EXERCISE AIM:
Look through the listing and locate every line containing the word "count"; copy those lines.

RECORDS TO PROCESS:
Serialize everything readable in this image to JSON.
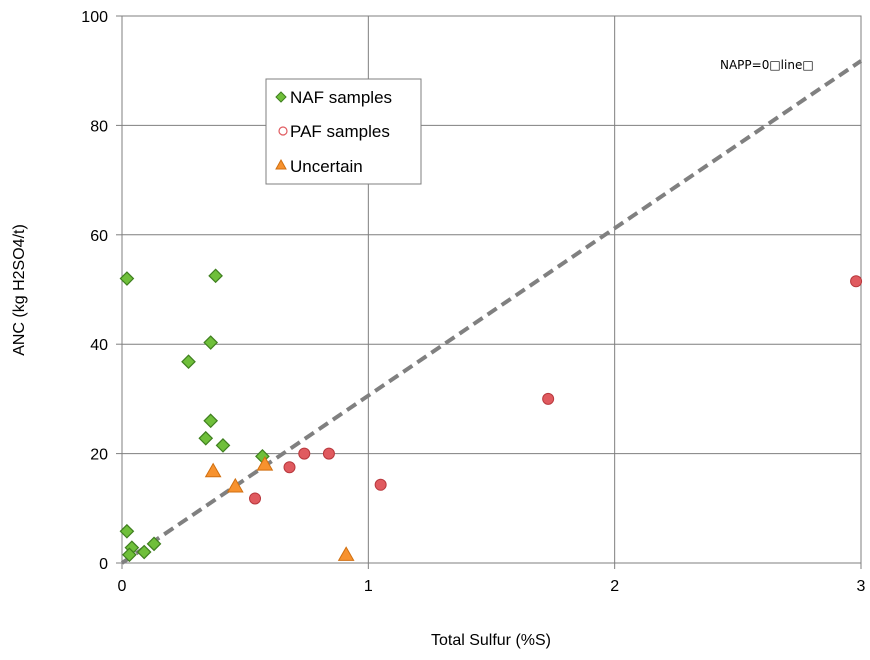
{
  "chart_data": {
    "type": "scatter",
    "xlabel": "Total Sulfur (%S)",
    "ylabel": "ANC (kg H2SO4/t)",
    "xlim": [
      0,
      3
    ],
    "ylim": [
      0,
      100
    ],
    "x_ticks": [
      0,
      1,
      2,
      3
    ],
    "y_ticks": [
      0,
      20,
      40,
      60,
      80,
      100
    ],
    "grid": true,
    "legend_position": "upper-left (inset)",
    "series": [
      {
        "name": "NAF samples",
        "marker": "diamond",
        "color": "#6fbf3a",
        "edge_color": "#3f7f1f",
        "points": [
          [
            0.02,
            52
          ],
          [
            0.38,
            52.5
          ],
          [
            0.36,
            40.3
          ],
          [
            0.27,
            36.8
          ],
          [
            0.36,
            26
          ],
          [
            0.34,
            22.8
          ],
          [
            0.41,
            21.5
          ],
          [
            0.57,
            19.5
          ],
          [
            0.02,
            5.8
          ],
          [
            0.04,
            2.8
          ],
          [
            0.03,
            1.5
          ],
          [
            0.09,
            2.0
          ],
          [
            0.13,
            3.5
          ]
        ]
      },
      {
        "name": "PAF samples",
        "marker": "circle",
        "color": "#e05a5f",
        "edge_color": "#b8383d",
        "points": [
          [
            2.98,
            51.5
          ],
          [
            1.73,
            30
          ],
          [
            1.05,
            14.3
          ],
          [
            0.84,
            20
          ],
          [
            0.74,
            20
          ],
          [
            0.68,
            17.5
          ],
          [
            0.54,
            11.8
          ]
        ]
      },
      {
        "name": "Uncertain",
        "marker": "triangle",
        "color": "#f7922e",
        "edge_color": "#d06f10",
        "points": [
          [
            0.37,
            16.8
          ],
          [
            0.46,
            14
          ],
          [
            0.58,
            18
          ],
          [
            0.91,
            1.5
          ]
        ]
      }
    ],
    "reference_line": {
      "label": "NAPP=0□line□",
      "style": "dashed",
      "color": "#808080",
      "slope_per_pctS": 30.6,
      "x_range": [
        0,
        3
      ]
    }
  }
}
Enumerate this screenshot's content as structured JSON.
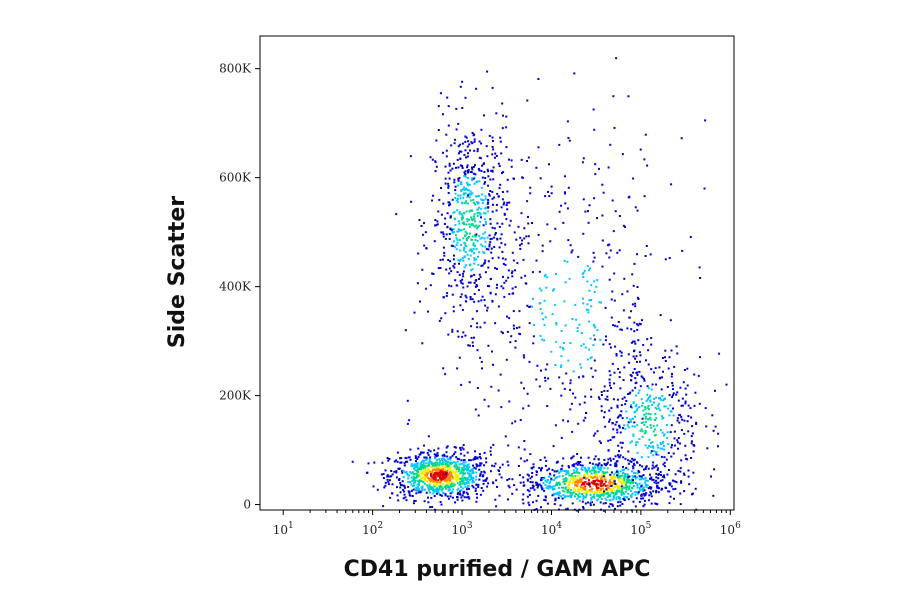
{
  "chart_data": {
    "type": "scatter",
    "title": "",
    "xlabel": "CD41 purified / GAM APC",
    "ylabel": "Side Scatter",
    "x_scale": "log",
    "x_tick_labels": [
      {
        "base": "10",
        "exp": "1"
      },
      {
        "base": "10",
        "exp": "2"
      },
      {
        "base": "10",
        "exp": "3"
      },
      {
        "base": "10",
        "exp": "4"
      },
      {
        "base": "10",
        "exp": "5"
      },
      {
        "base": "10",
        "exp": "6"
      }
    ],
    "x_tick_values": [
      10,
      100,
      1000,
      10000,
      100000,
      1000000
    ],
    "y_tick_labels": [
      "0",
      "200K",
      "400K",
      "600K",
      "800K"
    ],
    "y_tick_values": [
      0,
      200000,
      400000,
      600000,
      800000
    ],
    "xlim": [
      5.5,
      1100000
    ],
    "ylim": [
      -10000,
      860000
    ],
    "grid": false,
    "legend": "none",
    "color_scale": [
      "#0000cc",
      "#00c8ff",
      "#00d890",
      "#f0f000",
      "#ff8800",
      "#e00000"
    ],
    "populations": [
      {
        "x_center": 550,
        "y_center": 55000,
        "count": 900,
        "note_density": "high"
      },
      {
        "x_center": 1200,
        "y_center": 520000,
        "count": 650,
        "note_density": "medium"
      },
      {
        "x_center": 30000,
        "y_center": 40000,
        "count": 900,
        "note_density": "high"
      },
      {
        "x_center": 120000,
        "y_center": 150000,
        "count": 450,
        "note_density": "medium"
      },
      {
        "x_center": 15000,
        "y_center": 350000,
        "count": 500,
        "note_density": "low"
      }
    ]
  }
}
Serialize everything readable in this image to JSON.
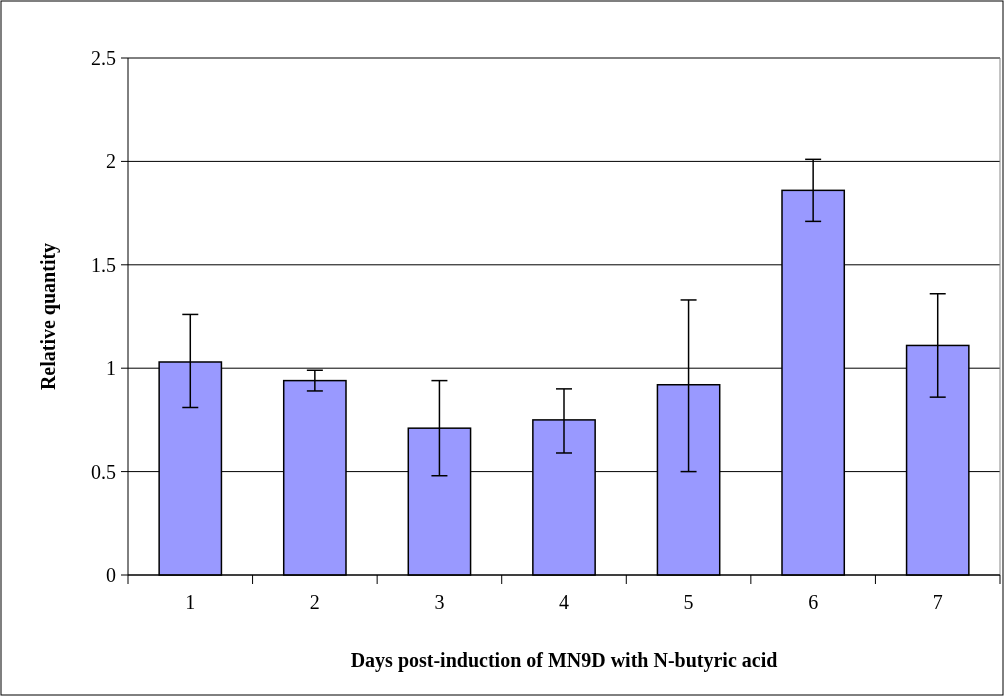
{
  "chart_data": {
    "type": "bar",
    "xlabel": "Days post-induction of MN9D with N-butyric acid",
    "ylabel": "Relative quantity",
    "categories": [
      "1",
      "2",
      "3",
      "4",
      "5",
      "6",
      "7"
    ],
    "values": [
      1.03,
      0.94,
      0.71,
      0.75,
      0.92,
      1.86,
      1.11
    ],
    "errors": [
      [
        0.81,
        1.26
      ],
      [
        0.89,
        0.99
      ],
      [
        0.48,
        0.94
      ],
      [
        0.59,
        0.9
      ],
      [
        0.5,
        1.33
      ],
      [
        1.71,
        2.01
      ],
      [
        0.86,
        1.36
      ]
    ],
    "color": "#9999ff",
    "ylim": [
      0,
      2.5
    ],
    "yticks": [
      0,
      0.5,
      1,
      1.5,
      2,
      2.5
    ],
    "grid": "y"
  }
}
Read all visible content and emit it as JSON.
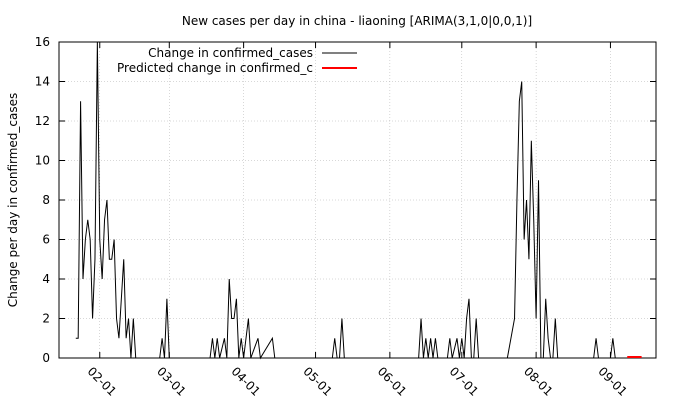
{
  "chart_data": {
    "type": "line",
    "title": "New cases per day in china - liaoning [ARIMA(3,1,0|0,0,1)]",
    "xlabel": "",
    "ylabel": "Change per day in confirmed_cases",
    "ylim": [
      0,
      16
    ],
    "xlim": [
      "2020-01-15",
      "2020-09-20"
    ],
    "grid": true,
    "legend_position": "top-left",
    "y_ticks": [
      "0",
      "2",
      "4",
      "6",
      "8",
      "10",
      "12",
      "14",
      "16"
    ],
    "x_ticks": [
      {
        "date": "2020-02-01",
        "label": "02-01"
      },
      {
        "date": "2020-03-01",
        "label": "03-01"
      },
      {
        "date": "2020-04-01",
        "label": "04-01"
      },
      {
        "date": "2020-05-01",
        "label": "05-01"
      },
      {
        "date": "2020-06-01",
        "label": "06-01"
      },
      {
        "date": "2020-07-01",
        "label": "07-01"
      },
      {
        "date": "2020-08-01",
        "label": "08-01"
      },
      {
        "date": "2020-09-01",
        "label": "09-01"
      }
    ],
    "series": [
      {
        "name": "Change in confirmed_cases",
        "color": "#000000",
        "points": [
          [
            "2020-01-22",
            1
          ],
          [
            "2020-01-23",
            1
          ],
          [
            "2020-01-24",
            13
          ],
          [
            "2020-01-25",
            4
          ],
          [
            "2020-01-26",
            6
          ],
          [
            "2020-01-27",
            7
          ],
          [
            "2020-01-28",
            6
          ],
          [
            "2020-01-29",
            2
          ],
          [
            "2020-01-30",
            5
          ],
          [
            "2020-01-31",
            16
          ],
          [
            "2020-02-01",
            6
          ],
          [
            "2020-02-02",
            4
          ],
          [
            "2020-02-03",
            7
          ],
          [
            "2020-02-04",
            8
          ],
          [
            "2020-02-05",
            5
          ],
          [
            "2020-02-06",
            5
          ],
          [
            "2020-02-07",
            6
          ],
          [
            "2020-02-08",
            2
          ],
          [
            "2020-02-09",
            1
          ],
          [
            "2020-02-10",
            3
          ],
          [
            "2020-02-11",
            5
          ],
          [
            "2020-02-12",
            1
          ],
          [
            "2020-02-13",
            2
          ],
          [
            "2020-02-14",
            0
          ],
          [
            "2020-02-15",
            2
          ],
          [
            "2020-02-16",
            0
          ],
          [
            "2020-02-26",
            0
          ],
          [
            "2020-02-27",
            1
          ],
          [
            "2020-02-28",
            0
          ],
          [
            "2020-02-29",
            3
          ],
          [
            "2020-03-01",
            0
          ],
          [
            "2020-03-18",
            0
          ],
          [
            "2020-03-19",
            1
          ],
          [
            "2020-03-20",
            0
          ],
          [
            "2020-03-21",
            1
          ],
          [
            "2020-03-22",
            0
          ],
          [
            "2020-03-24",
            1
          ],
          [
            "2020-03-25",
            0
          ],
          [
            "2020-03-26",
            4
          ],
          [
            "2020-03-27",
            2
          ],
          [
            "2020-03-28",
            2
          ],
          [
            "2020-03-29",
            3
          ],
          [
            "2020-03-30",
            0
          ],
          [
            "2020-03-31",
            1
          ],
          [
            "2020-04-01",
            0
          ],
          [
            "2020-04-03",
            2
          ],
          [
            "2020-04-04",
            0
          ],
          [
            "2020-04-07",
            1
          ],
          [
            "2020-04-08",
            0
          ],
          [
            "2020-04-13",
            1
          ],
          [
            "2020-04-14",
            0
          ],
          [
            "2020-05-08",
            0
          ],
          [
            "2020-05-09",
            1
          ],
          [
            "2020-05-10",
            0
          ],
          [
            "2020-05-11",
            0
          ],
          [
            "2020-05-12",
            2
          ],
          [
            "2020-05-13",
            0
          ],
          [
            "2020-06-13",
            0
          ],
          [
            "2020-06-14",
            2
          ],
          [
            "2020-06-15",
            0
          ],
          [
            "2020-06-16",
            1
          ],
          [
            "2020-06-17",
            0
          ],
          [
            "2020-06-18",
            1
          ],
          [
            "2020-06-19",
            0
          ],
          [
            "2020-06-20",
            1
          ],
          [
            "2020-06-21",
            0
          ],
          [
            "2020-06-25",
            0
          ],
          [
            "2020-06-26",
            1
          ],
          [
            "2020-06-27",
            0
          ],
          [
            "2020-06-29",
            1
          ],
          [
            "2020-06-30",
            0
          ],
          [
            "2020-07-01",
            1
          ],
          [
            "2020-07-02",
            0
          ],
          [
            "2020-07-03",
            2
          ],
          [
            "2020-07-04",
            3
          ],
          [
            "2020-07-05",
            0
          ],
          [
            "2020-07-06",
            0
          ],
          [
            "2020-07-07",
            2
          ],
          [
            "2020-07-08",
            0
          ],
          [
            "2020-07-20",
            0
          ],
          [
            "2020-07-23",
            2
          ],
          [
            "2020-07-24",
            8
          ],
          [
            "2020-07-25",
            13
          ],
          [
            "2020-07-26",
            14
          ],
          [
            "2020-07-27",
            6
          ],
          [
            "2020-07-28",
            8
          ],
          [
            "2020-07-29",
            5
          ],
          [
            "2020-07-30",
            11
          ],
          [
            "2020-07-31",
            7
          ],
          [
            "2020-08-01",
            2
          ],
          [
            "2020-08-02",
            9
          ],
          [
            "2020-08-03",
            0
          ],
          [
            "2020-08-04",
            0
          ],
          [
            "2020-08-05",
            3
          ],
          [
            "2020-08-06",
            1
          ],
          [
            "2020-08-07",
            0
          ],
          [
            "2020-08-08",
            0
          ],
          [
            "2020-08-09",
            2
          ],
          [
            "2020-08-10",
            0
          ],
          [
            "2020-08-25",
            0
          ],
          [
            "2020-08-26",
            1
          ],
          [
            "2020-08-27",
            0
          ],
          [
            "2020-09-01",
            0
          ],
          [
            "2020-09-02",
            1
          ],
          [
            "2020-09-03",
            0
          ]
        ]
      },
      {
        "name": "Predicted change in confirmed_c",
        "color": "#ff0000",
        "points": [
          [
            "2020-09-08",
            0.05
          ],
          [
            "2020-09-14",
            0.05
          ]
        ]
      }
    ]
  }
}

ANSWER TO THE EXERCISE:
        "count": 900,
        "count": 650,
        "count": 900,
        "count": 450,
        "count": 500,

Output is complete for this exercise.